From the data below, pull out every line containing the string "swatch" and reproduce those lines unchanged.

━━━━━━━━━━━━━━━━━━━━━━━━━━━━━━

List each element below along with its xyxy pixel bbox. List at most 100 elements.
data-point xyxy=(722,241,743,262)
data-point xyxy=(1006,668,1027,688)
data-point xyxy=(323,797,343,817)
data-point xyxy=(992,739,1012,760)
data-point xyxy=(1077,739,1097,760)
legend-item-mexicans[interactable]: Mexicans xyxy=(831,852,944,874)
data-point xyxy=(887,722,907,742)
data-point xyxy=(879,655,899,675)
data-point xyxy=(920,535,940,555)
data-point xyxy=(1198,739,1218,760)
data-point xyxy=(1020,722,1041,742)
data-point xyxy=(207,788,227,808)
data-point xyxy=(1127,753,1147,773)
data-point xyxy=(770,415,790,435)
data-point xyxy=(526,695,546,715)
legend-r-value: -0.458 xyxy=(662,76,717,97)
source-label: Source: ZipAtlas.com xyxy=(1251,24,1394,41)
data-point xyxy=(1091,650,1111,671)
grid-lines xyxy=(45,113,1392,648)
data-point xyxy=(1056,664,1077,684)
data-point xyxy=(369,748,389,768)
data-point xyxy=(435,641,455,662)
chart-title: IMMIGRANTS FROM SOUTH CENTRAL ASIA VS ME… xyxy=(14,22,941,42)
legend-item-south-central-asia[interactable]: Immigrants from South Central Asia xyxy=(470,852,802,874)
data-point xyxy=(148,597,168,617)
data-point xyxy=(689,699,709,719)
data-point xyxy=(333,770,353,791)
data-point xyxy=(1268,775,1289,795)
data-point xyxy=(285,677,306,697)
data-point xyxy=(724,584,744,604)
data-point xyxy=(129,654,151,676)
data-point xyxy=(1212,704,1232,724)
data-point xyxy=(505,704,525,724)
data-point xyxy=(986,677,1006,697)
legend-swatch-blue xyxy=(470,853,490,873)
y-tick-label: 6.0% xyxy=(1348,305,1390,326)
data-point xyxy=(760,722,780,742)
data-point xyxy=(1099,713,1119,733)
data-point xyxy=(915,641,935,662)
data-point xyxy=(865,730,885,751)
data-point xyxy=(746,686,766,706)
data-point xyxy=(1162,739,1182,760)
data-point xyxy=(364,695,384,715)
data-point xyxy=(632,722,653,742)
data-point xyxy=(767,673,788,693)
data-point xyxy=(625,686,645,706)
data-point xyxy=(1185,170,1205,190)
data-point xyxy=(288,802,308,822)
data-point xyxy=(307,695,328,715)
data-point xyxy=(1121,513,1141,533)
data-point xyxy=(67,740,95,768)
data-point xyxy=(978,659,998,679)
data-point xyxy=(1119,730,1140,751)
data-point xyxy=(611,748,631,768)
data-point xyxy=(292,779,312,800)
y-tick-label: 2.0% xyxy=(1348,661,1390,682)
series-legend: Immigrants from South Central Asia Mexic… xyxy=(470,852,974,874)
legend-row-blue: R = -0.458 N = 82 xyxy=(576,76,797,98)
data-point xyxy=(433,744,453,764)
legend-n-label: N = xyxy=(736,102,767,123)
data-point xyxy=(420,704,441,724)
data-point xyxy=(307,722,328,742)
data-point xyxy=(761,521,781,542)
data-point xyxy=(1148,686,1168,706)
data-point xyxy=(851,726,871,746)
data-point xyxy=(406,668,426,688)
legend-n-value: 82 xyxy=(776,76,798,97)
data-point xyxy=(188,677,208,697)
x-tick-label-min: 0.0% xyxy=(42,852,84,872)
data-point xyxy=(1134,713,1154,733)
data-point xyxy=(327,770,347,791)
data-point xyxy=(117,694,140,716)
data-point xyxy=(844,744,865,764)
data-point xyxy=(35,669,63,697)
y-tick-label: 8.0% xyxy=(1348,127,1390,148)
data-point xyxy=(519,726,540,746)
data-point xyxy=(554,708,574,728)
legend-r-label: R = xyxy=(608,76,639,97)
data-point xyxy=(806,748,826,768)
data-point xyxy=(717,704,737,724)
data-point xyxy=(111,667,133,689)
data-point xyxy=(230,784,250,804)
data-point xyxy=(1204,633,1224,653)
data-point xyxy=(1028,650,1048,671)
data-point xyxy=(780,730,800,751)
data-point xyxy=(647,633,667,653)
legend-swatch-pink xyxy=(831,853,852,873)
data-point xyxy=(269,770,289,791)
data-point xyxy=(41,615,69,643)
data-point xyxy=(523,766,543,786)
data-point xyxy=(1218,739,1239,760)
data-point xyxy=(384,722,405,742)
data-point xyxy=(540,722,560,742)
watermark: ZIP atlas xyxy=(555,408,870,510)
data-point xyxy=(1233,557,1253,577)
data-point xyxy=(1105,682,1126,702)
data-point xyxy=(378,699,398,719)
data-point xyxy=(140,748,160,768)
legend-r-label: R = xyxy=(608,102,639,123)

━━━━━━━━━━━━━━━━━━━━━━━━━━━━━━

SOLUTION FOR THIS TASK:
legend-swatch-blue xyxy=(470,853,490,873)
legend-swatch-pink xyxy=(831,853,852,873)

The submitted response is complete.